> [練習課題 A]
次の(i)〜(iii)が宜野湾市のマンホールの泡に関する本文の内容と合うかどうか、それぞれ「はい」か「いいえ」で答えよ。判断の決め手となる本文の語句も、そのまま引用すること。
(i) 市民団体は、泡が消えた後に残った白い粉を試料として採取した。
(ii) 原田教授は、泡の体積への換算ができるとしている。
(iii) PFOAは1グラム当たり23.4ナノグラム検出された。
> [練習課題 B]
宜野湾市のマンホールの泡に関する本文を読み、次の問いに答えよ。
(i) 白い泡が確認されたマンホールは何か所か。
(ii) 試料を調べた原田浩二教授は、どこの研究室に所属しているか。
(iii) 専門家に調査を依頼した市民団体の名前は何か。
> [練習課題 C]
宜野湾市のマンホールの泡とPFASに関する本文を、最後の文の後から書き継げ。
═════ 本文 ═════
今年2月、宜野湾市のマンホールから白い泡が確認された問題で、市民団体が採取した試料を専門家が調査したところ、1グラム当たり23.4ナノグラムと1.23ナノグラムのPFASが検出されたことが分かりました。

今年2月、宜野湾市大山と伊佐の境目にあり、普天間基地と公共下水道につながる2か所のマンホールから白い泡が確認されました。

人体への有害性が指摘される有機フッ素化合物=PFASの問題に取り組む「宜野湾ちゅら水会」のメンバーは、宜野湾市伊佐の空き地近くのマンホールから泡が消えた後に残った白い粉を試料として採取し、専門家に調査を依頼していました。

京都府立大学食環境安全性学研究室の原田浩二教授が、市民団体が採取した試料、約77.3ミリグラムを調べたところ、PFOSが1グラム当たり23.4ナノグラム、PFOAが1.23ナノグラム検出されたということです。

原田教授は、「泡の体積やその時の下水の濃度への換算はできない」としつつも「泡にある程度のPFASが含まれていたことは確か」との見解を示しています。
═════ エントリ一覧 ═════
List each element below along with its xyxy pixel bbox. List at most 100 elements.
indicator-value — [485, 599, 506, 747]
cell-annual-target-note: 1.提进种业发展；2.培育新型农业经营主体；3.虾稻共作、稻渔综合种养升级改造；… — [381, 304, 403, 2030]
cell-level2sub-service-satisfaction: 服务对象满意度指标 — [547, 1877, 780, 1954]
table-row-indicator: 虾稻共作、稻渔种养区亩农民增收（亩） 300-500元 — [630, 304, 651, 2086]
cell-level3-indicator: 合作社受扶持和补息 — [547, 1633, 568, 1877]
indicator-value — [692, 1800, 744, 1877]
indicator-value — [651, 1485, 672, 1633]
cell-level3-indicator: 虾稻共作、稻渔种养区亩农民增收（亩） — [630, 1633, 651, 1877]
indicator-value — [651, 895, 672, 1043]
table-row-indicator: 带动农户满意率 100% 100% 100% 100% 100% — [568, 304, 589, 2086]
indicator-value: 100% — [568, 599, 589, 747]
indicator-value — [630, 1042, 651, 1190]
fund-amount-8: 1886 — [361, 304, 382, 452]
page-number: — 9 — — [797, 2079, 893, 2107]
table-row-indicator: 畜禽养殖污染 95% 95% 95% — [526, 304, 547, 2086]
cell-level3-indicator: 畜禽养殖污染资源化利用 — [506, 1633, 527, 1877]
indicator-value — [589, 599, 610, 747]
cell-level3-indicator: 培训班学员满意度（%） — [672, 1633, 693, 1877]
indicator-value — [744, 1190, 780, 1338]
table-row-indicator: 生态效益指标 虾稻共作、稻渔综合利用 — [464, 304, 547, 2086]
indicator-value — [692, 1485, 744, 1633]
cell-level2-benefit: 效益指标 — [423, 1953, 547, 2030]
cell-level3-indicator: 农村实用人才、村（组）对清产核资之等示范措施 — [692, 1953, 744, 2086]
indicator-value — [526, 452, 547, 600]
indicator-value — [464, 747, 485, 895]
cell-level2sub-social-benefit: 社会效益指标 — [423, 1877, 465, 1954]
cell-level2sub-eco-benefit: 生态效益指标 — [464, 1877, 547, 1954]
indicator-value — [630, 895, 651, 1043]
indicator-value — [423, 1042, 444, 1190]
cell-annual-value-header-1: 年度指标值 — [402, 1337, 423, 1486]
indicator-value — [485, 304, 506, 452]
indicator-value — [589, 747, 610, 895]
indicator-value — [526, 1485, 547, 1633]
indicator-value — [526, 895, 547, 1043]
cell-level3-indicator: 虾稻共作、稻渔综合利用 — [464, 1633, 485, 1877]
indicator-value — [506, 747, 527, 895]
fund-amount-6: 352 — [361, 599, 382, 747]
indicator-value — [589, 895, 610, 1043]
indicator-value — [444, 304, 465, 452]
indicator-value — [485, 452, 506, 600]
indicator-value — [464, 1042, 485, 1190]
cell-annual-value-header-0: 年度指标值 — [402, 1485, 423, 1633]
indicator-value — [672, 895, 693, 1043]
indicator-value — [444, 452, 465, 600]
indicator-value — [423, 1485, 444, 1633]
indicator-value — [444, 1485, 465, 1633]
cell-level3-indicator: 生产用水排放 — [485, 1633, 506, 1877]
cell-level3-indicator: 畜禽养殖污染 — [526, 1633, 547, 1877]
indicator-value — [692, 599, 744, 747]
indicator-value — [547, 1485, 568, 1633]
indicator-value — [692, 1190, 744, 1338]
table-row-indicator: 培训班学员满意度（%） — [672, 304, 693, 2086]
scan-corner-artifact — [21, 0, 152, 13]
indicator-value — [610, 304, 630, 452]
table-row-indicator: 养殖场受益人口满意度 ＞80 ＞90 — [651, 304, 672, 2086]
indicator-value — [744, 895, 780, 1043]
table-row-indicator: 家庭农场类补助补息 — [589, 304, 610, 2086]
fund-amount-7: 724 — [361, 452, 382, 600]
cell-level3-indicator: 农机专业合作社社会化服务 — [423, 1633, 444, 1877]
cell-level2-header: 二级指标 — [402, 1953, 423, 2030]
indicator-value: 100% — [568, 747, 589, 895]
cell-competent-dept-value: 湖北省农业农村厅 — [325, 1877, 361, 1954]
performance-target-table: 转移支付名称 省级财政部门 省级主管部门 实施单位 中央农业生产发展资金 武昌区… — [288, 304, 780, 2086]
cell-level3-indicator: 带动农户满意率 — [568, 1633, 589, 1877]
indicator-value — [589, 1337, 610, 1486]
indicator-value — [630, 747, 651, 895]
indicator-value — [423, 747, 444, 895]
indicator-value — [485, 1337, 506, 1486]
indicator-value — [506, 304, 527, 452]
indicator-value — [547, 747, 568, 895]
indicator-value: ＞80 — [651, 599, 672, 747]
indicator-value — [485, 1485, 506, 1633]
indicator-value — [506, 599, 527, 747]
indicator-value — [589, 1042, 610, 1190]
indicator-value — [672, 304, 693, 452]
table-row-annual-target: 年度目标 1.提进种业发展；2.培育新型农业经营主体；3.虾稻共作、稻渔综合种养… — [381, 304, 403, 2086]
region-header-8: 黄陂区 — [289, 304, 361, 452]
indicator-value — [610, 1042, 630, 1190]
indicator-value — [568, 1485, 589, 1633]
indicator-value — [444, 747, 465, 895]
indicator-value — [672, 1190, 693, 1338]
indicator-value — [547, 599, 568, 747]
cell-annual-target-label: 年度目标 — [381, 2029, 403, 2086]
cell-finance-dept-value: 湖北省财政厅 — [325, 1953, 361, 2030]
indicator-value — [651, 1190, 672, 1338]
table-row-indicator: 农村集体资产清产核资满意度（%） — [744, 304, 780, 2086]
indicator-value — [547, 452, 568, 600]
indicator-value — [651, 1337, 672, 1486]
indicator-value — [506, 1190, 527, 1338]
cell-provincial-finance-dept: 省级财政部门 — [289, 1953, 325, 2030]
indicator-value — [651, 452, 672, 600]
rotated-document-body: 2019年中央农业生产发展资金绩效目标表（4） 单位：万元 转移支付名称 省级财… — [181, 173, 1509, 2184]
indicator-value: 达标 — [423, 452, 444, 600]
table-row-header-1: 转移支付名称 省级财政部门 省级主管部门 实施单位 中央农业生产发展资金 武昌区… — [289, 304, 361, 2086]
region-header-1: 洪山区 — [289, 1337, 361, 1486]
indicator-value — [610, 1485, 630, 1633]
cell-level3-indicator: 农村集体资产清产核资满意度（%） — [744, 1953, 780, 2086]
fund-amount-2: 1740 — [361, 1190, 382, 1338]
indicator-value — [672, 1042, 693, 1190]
═════
> [解答 A]
(i) はい。「泡が消えた後に残った白い粉を試料として採取し」
(ii) いいえ。「泡の体積やその時の下水の濃度への換算はできない」
(iii) いいえ。「PFOSが1グラム当たり23.4ナノグラム、PFOAが1.23ナノグラム検出された」

> [解答 B]
(i) 2か所
(ii) 京都府立大学食環境安全性学研究室
(iii) 宜野湾ちゅら水会

> [解答 C]
「宜野湾ちゅら水会」の照屋正史事務局長は、県が2020年に実施した普天間基地内での土壌調査でもPFOSとPFOAの合計値で、1グラム当たり29ナノグラムと今回と同等のPFASが検出されていたことに触れ、「土壌と白い粉では、一概には比較できないが、PFASが検出されたのは事実。立ち入り調査をもって原因を調べてほしい」とコメントしています。

この問題をめぐっては、宜野湾市も2か所のマンホールから水を採取し調査を行っていて、1リットルあたりに含まれるPFOSとPFOAの合計値は、宜野湾市大山が17ナノグラム、上流の宜野湾市伊佐が19ナノグラムで、いずれの地点も国の指針値である50ナノグラム以下を下回っています。